Description of the task >> Reproduce the records word for word, everything from the first line down to the line that contains "year-label: 2020 год (217, 216, 256, 228)", with both of those lines included.
═══ Data extract ═══
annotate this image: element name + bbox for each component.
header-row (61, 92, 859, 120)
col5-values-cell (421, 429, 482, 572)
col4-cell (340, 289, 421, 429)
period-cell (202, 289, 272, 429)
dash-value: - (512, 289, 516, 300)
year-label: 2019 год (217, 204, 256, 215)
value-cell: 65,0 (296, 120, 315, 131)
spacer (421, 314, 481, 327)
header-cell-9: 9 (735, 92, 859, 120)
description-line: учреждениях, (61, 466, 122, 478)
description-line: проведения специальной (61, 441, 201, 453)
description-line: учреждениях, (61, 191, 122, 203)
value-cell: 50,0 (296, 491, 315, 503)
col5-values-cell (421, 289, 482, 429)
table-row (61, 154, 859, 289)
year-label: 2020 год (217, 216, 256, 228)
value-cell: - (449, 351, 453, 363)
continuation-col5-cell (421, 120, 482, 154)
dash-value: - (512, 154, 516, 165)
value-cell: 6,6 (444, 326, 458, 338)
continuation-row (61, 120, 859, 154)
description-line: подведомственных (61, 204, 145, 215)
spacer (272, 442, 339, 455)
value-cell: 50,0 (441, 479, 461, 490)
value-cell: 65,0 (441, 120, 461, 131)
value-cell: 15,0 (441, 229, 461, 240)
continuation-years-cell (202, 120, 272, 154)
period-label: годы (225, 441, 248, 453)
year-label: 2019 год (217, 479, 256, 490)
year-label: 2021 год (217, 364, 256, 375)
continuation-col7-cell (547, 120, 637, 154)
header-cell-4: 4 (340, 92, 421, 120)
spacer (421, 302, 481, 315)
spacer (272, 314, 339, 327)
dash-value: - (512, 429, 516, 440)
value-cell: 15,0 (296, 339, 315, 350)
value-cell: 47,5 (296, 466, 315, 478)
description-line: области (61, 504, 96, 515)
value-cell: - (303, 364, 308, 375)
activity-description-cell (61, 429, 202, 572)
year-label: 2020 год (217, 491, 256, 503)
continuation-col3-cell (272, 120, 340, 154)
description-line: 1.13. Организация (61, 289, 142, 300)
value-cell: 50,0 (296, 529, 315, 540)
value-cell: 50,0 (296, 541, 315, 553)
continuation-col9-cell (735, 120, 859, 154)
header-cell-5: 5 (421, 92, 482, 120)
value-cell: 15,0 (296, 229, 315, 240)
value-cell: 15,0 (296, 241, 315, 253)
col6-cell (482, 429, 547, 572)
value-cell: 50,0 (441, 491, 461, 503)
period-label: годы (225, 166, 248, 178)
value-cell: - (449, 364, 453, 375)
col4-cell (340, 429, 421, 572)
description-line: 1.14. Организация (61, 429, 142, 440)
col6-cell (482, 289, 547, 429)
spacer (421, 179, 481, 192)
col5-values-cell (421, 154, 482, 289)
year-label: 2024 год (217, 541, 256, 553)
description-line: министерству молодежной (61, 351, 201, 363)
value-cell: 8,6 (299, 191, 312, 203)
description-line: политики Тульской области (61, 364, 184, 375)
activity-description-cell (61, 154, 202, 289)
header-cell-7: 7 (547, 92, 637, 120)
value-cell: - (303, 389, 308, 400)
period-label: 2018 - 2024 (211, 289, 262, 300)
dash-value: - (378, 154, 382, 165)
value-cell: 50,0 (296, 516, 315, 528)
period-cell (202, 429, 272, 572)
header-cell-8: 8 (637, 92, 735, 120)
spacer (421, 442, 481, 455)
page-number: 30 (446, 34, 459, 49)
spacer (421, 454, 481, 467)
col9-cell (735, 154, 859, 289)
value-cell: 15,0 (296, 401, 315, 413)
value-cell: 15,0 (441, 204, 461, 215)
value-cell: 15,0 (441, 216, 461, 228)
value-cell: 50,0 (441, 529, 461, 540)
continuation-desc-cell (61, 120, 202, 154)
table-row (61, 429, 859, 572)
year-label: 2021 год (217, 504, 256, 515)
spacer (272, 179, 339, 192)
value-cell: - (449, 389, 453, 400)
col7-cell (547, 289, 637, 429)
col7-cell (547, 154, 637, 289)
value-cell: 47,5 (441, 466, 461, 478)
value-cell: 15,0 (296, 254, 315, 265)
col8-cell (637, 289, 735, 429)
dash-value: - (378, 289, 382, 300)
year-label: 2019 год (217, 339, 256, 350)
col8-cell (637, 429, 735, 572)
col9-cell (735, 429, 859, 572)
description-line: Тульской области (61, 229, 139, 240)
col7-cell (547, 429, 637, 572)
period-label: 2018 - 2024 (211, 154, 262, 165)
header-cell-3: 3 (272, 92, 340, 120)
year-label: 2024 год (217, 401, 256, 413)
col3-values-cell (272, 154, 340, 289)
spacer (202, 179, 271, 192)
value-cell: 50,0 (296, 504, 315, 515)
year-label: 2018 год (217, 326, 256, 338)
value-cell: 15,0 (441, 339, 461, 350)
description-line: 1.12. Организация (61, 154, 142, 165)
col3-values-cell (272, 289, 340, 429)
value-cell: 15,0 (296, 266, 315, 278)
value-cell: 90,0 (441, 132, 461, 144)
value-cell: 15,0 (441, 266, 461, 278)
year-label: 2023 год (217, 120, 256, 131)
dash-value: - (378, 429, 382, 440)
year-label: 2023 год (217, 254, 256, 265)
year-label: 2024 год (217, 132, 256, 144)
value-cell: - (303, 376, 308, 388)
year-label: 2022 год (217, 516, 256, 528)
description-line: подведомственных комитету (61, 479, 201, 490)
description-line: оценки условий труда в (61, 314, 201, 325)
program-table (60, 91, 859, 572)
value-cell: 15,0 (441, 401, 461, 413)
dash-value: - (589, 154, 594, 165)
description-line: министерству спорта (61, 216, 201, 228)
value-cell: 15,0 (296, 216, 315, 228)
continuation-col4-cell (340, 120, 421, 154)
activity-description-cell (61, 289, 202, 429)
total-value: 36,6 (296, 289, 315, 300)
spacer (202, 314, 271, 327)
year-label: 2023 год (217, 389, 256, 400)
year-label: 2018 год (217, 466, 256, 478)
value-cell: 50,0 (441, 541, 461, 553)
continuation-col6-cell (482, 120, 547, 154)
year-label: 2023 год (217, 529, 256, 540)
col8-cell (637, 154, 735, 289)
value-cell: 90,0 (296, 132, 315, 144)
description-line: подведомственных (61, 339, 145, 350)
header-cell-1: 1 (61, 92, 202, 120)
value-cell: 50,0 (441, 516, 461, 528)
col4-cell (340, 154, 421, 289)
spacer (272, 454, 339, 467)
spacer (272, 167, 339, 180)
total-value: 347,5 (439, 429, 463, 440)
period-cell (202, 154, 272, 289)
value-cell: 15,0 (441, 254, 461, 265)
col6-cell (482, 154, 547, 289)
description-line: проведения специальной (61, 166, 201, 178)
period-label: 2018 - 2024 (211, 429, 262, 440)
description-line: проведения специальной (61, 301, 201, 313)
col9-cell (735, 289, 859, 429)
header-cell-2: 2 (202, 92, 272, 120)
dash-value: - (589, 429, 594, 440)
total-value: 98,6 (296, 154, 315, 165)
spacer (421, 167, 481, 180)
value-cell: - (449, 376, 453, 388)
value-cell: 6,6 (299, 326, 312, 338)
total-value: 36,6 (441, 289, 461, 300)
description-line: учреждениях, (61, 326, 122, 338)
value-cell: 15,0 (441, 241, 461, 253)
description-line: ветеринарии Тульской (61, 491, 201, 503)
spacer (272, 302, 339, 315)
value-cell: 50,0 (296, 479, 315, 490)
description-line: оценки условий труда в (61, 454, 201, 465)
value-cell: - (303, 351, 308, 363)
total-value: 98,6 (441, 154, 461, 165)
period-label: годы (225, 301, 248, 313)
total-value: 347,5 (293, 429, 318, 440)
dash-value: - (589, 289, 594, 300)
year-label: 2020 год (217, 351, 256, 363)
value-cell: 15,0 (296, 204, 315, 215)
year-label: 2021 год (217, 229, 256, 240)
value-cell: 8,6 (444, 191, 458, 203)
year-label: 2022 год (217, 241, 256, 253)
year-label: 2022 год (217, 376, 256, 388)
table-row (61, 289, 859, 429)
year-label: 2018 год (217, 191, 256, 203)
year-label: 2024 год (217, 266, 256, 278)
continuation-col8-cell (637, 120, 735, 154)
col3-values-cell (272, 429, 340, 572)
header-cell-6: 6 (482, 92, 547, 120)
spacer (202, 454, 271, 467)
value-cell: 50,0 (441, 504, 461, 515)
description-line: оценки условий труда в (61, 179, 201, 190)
═══
Answer >>
annotate this image: element name + bbox for each component.
header-row (61, 92, 859, 120)
col5-values-cell (421, 429, 482, 572)
col4-cell (340, 289, 421, 429)
period-cell (202, 289, 272, 429)
dash-value: - (512, 289, 516, 300)
year-label: 2019 год (217, 204, 256, 215)
value-cell: 65,0 (296, 120, 315, 131)
spacer (421, 314, 481, 327)
header-cell-9: 9 (735, 92, 859, 120)
description-line: учреждениях, (61, 466, 122, 478)
description-line: проведения специальной (61, 441, 201, 453)
description-line: учреждениях, (61, 191, 122, 203)
value-cell: 50,0 (296, 491, 315, 503)
col5-values-cell (421, 289, 482, 429)
table-row (61, 154, 859, 289)
year-label: 2020 год (217, 216, 256, 228)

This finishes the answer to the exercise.